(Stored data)
===============

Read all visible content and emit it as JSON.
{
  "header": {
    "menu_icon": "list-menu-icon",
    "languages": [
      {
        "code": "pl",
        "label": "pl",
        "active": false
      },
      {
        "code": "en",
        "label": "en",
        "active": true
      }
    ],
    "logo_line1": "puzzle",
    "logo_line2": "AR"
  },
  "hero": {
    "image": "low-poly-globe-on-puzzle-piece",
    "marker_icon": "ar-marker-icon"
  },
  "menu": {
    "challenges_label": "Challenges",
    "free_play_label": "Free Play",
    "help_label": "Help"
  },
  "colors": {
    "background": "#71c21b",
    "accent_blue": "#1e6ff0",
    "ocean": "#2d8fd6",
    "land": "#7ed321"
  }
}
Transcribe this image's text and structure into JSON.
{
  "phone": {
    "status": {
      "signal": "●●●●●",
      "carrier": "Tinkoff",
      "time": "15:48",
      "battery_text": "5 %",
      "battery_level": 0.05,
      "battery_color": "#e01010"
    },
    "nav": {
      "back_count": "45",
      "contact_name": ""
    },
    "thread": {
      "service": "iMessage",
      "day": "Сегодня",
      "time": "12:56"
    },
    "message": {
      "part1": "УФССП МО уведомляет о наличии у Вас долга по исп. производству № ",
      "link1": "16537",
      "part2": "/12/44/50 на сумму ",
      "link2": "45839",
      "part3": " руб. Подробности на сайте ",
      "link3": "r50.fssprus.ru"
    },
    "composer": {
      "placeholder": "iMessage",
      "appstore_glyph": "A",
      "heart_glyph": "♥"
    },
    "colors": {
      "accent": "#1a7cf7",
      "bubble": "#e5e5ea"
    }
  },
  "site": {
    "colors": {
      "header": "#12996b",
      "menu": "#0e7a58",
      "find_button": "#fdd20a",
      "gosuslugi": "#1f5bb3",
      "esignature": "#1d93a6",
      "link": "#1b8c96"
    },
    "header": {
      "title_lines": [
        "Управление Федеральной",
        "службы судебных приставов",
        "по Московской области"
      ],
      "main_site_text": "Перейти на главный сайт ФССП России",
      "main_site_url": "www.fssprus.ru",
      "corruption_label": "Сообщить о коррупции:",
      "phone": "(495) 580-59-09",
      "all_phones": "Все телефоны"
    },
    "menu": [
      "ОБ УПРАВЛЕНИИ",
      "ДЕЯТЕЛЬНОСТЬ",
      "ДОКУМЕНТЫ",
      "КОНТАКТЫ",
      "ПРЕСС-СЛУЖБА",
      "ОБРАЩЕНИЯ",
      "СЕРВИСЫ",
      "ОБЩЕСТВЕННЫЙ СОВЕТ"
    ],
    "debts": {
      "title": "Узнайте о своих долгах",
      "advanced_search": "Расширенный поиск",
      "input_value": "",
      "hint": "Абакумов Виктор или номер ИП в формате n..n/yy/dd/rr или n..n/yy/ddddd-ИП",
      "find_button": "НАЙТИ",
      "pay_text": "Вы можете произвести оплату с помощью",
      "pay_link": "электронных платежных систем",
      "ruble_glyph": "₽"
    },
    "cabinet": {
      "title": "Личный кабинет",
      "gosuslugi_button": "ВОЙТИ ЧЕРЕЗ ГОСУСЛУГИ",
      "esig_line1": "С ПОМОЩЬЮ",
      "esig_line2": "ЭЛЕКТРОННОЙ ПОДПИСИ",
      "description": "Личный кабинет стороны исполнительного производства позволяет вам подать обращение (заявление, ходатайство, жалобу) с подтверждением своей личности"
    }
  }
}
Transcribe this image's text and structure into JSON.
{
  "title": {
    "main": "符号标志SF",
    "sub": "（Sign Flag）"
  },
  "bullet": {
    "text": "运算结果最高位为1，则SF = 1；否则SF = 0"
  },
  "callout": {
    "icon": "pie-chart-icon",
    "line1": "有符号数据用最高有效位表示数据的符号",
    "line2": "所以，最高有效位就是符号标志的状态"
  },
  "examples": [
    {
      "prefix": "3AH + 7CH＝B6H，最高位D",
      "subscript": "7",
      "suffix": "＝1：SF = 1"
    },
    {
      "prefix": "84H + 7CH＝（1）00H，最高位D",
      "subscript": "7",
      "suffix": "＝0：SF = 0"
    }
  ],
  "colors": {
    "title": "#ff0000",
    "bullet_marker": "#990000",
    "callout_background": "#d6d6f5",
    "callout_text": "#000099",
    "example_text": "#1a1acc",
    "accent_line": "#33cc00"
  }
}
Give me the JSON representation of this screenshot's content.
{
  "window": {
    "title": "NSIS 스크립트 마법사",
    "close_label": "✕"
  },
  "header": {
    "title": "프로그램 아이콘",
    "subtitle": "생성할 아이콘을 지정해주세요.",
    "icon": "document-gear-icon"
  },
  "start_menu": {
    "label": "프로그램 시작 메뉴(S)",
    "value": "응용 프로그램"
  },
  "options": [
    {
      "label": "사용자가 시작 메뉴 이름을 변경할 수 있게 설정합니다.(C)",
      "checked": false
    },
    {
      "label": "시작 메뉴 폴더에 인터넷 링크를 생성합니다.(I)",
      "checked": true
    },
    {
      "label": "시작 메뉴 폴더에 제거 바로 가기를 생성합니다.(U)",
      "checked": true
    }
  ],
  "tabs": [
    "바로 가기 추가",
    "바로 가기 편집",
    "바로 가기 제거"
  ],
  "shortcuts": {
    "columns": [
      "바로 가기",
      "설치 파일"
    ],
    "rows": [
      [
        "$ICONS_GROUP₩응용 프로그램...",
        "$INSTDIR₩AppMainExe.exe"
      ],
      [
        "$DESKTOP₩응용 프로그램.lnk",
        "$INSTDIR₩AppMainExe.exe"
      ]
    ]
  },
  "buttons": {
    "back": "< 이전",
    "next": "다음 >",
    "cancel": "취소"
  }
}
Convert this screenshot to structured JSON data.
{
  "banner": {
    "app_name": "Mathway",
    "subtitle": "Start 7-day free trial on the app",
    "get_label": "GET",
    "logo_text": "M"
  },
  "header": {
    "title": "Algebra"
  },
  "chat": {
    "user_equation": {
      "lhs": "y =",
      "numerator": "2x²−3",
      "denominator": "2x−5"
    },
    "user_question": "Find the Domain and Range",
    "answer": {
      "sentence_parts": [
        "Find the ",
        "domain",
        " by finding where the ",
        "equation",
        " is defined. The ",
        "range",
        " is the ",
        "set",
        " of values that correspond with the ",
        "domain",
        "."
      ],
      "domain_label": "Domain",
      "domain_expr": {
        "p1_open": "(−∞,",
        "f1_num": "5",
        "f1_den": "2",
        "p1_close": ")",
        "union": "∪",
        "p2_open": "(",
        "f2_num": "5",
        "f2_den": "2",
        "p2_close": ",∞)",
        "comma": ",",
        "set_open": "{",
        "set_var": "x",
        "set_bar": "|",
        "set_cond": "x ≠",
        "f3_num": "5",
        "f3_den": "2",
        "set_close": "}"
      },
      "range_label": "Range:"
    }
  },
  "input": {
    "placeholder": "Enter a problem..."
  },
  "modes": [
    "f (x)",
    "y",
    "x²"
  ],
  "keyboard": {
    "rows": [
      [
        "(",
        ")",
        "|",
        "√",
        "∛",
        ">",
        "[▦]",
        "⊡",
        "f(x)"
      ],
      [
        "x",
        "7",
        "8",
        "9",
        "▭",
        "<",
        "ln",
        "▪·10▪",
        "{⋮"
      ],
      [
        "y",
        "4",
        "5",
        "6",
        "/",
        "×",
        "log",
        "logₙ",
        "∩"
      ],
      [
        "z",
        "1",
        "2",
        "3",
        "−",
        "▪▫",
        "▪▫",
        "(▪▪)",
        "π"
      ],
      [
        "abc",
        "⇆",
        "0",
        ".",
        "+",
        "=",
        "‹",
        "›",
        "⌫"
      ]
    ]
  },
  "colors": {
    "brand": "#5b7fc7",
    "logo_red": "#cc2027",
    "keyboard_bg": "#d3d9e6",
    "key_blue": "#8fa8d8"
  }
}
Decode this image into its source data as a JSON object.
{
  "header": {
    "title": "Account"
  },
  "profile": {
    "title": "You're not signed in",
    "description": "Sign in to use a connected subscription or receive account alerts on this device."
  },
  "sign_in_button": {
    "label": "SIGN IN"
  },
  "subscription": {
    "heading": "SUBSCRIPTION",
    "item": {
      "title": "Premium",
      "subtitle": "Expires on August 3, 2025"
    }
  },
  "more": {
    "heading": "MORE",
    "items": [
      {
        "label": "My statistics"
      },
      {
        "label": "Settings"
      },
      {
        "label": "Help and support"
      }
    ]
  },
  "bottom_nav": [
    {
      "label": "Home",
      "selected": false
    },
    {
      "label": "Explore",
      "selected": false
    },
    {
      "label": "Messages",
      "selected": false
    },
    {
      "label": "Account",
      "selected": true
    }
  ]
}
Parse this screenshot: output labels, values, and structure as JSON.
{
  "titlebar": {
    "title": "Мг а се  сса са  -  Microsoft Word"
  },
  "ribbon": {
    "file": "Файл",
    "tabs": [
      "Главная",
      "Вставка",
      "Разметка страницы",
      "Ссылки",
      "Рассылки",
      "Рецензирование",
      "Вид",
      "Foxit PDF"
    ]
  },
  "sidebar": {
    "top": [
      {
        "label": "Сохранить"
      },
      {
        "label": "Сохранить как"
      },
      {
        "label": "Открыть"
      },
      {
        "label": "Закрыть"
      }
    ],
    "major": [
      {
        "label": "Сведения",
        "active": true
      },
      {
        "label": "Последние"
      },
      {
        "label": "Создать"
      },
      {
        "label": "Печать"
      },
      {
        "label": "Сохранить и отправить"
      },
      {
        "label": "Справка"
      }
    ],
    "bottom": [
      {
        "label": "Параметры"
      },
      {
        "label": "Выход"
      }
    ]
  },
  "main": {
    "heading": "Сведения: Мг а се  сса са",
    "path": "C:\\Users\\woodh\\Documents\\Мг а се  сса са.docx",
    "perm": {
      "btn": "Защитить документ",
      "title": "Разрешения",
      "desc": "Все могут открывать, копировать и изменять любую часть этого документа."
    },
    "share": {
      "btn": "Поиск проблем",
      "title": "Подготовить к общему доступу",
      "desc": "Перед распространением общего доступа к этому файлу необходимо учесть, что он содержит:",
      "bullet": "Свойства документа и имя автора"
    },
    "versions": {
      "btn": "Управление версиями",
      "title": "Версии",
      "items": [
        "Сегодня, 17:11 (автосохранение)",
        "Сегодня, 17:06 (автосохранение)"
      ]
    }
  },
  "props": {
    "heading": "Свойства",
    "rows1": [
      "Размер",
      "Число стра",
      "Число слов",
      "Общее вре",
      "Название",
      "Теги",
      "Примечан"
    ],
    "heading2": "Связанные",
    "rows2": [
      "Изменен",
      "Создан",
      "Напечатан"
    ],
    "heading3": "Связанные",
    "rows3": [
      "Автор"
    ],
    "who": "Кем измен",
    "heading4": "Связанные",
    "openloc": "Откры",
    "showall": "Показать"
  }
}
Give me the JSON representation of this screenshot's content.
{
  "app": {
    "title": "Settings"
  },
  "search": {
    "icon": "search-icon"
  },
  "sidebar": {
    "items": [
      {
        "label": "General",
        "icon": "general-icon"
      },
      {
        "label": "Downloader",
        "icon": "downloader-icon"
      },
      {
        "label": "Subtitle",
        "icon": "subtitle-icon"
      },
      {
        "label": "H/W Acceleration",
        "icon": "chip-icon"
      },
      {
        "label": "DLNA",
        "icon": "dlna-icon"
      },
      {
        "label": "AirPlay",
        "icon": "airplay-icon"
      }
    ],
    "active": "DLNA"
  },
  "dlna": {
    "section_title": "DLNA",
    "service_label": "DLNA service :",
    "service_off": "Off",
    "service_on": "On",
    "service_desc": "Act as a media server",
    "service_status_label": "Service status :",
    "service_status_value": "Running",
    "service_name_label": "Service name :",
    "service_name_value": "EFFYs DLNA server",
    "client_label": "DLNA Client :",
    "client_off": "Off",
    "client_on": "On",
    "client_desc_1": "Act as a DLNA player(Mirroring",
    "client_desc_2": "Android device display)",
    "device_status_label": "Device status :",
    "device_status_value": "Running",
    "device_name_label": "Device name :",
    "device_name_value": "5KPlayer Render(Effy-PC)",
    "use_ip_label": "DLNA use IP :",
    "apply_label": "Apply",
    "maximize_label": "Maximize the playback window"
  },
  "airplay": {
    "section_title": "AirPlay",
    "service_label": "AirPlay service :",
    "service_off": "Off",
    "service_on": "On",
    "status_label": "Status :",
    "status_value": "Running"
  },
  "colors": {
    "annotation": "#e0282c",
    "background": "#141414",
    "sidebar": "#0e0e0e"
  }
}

===============

◆ The task
Only lines holding the string "server" are wanted; gather each one from the entries above.

◆ Solution for this task
    "service_desc": "Act as a media server",
    "service_name_value": "EFFYs DLNA server",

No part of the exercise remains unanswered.